── Records for processing ──
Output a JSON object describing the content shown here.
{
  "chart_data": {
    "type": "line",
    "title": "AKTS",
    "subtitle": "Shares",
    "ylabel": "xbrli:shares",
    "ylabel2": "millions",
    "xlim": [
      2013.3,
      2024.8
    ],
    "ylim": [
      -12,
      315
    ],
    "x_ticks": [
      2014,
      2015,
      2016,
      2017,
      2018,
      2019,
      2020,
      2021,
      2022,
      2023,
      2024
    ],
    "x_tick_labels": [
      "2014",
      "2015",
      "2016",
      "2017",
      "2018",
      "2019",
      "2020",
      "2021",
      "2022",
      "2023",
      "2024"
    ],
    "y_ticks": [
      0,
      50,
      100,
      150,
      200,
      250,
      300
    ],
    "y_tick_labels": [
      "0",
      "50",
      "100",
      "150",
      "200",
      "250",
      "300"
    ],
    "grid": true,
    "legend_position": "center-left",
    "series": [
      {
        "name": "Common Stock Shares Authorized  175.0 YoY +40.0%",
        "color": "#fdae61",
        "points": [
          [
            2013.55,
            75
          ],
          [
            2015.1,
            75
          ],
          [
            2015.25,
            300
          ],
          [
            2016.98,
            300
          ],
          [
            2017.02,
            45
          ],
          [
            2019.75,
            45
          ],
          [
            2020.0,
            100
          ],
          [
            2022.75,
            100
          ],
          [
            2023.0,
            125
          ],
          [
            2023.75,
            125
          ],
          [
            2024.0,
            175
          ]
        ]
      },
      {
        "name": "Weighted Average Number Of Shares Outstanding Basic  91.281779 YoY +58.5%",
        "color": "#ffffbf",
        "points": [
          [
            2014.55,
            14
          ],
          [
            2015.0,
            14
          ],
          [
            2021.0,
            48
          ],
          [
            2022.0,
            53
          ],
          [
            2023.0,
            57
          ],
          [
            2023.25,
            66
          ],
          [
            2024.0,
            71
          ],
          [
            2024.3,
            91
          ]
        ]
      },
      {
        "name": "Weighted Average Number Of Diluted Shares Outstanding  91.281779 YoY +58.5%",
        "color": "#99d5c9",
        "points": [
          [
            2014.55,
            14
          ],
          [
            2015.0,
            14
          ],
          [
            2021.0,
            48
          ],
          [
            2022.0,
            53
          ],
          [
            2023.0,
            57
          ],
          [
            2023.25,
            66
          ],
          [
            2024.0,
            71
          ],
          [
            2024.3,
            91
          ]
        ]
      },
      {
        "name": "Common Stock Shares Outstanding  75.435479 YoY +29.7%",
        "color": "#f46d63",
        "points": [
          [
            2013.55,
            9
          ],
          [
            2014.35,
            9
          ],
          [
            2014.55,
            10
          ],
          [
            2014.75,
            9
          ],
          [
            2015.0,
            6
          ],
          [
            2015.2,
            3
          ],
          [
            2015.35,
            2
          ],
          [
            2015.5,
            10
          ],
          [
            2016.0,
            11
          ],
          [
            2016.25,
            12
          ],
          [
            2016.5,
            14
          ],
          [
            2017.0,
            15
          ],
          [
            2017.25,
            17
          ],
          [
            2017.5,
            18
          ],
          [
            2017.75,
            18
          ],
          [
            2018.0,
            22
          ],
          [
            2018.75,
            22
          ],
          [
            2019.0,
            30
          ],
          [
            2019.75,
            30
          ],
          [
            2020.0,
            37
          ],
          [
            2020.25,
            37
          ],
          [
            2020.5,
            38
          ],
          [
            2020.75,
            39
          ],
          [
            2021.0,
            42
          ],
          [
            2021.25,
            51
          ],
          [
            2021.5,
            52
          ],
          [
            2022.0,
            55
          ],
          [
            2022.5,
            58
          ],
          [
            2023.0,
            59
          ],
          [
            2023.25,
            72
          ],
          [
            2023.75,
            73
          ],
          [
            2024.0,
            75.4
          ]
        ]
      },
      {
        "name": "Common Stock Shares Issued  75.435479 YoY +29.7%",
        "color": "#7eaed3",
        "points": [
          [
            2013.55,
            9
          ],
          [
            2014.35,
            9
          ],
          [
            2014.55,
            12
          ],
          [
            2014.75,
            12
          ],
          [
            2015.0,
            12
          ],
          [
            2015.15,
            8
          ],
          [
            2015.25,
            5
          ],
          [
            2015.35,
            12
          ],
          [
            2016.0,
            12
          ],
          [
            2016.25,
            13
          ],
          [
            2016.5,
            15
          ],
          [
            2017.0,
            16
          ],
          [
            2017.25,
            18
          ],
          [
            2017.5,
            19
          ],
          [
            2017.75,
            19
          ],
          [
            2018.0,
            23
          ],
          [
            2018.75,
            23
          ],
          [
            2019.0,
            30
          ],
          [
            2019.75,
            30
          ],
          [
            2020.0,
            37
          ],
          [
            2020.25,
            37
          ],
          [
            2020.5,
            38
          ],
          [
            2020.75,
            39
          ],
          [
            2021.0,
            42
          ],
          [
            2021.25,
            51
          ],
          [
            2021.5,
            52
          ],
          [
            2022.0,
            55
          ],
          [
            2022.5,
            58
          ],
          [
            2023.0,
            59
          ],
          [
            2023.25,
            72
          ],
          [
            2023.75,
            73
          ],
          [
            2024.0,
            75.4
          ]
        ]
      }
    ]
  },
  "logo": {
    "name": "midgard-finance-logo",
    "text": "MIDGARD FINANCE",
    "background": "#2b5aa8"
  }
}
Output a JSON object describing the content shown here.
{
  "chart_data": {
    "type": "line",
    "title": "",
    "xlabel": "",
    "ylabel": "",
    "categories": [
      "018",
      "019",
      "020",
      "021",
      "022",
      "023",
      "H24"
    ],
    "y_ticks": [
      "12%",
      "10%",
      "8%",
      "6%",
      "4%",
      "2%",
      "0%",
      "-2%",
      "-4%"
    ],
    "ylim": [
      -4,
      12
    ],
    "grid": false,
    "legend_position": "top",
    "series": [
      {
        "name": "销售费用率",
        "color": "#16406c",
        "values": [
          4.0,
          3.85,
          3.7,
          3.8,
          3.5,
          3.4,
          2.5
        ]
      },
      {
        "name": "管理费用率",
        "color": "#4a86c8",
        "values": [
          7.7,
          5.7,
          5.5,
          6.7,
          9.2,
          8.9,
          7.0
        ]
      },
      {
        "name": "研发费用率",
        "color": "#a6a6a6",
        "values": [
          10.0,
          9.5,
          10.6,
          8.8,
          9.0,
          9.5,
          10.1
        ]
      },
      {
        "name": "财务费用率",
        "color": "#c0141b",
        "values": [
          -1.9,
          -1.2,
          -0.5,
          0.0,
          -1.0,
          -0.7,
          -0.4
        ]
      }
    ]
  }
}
───
▶ Problem:
Your task is to repeat every line exactly.

▶ Exercise solution:
Output a JSON object describing the content shown here.
{
  "chart_data": {
    "type": "line",
    "title": "AKTS",
    "subtitle": "Shares",
    "ylabel": "xbrli:shares",
    "ylabel2": "millions",
    "xlim": [
      2013.3,
      2024.8
    ],
    "ylim": [
      -12,
      315
    ],
    "x_ticks": [
      2014,
      2015,
      2016,
      2017,
      2018,
      2019,
      2020,
      2021,
      2022,
      2023,
      2024
    ],
    "x_tick_labels": [
      "2014",
      "2015",
      "2016",
      "2017",
      "2018",
      "2019",
      "2020",
      "2021",
      "2022",
      "2023",
      "2024"
    ],
    "y_ticks": [
      0,
      50,
      100,
      150,
      200,
      250,
      300
    ],
    "y_tick_labels": [
      "0",
      "50",
      "100",
      "150",
      "200",
      "250",
      "300"
    ],
    "grid": true,
    "legend_position": "center-left",
    "series": [
      {
        "name": "Common Stock Shares Authorized  175.0 YoY +40.0%",
        "color": "#fdae61",
        "points": [
          [
            2013.55,
            75
          ],
          [
            2015.1,
            75
          ],
          [
            2015.25,
            300
          ],
          [
            2016.98,
            300
          ],
          [
            2017.02,
            45
          ],
          [
            2019.75,
            45
          ],
          [
            2020.0,
            100
          ],
          [
            2022.75,
            100
          ],
          [
            2023.0,
            125
          ],
          [
            2023.75,
            125
          ],
          [
            2024.0,
            175
          ]
        ]
      },
      {
        "name": "Weighted Average Number Of Shares Outstanding Basic  91.281779 YoY +58.5%",
        "color": "#ffffbf",
        "points": [
          [
            2014.55,
            14
          ],
          [
            2015.0,
            14
          ],
          [
            2021.0,
            48
          ],
          [
            2022.0,
            53
          ],
          [
            2023.0,
            57
          ],
          [
            2023.25,
            66
          ],
          [
            2024.0,
            71
          ],
          [
            2024.3,
            91
          ]
        ]
      },
      {
        "name": "Weighted Average Number Of Diluted Shares Outstanding  91.281779 YoY +58.5%",
        "color": "#99d5c9",
        "points": [
          [
            2014.55,
            14
          ],
          [
            2015.0,
            14
          ],
          [
            2021.0,
            48
          ],
          [
            2022.0,
            53
          ],
          [
            2023.0,
            57
          ],
          [
            2023.25,
            66
          ],
          [
            2024.0,
            71
          ],
          [
            2024.3,
            91
          ]
        ]
      },
      {
        "name": "Common Stock Shares Outstanding  75.435479 YoY +29.7%",
        "color": "#f46d63",
        "points": [
          [
            2013.55,
            9
          ],
          [
            2014.35,
            9
          ],
          [
            2014.55,
            10
          ],
          [
            2014.75,
            9
          ],
          [
            2015.0,
            6
          ],
          [
            2015.2,
            3
          ],
          [
            2015.35,
            2
          ],
          [
            2015.5,
            10
          ],
          [
            2016.0,
            11
          ],
          [
            2016.25,
            12
          ],
          [
            2016.5,
            14
          ],
          [
            2017.0,
            15
          ],
          [
            2017.25,
            17
          ],
          [
            2017.5,
            18
          ],
          [
            2017.75,
            18
          ],
          [
            2018.0,
            22
          ],
          [
            2018.75,
            22
          ],
          [
            2019.0,
            30
          ],
          [
            2019.75,
            30
          ],
          [
            2020.0,
            37
          ],
          [
            2020.25,
            37
          ],
          [
            2020.5,
            38
          ],
          [
            2020.75,
            39
          ],
          [
            2021.0,
            42
          ],
          [
            2021.25,
            51
          ],
          [
            2021.5,
            52
          ],
          [
            2022.0,
            55
          ],
          [
            2022.5,
            58
          ],
          [
            2023.0,
            59
          ],
          [
            2023.25,
            72
          ],
          [
            2023.75,
            73
          ],
          [
            2024.0,
            75.4
          ]
        ]
      },
      {
        "name": "Common Stock Shares Issued  75.435479 YoY +29.7%",
        "color": "#7eaed3",
        "points": [
          [
            2013.55,
            9
          ],
          [
            2014.35,
            9
          ],
          [
            2014.55,
            12
          ],
          [
            2014.75,
            12
          ],
          [
            2015.0,
            12
          ],
          [
            2015.15,
            8
          ],
          [
            2015.25,
            5
          ],
          [
            2015.35,
            12
          ],
          [
            2016.0,
            12
          ],
          [
            2016.25,
            13
          ],
          [
            2016.5,
            15
          ],
          [
            2017.0,
            16
          ],
          [
            2017.25,
            18
          ],
          [
            2017.5,
            19
          ],
          [
            2017.75,
            19
          ],
          [
            2018.0,
            23
          ],
          [
            2018.75,
            23
          ],
          [
            2019.0,
            30
          ],
          [
            2019.75,
            30
          ],
          [
            2020.0,
            37
          ],
          [
            2020.25,
            37
          ],
          [
            2020.5,
            38
          ],
          [
            2020.75,
            39
          ],
          [
            2021.0,
            42
          ],
          [
            2021.25,
            51
          ],
          [
            2021.5,
            52
          ],
          [
            2022.0,
            55
          ],
          [
            2022.5,
            58
          ],
          [
            2023.0,
            59
          ],
          [
            2023.25,
            72
          ],
          [
            2023.75,
            73
          ],
          [
            2024.0,
            75.4
          ]
        ]
      }
    ]
  },
  "logo": {
    "name": "midgard-finance-logo",
    "text": "MIDGARD FINANCE",
    "background": "#2b5aa8"
  }
}
Output a JSON object describing the content shown here.
{
  "chart_data": {
    "type": "line",
    "title": "",
    "xlabel": "",
    "ylabel": "",
    "categories": [
      "018",
      "019",
      "020",
      "021",
      "022",
      "023",
      "H24"
    ],
    "y_ticks": [
      "12%",
      "10%",
      "8%",
      "6%",
      "4%",
      "2%",
      "0%",
      "-2%",
      "-4%"
    ],
    "ylim": [
      -4,
      12
    ],
    "grid": false,
    "legend_position": "top",
    "series": [
      {
        "name": "销售费用率",
        "color": "#16406c",
        "values": [
          4.0,
          3.85,
          3.7,
          3.8,
          3.5,
          3.4,
          2.5
        ]
      },
      {
        "name": "管理费用率",
        "color": "#4a86c8",
        "values": [
          7.7,
          5.7,
          5.5,
          6.7,
          9.2,
          8.9,
          7.0
        ]
      },
      {
        "name": "研发费用率",
        "color": "#a6a6a6",
        "values": [
          10.0,
          9.5,
          10.6,
          8.8,
          9.0,
          9.5,
          10.1
        ]
      },
      {
        "name": "财务费用率",
        "color": "#c0141b",
        "values": [
          -1.9,
          -1.2,
          -0.5,
          0.0,
          -1.0,
          -0.7,
          -0.4
        ]
      }
    ]
  }
}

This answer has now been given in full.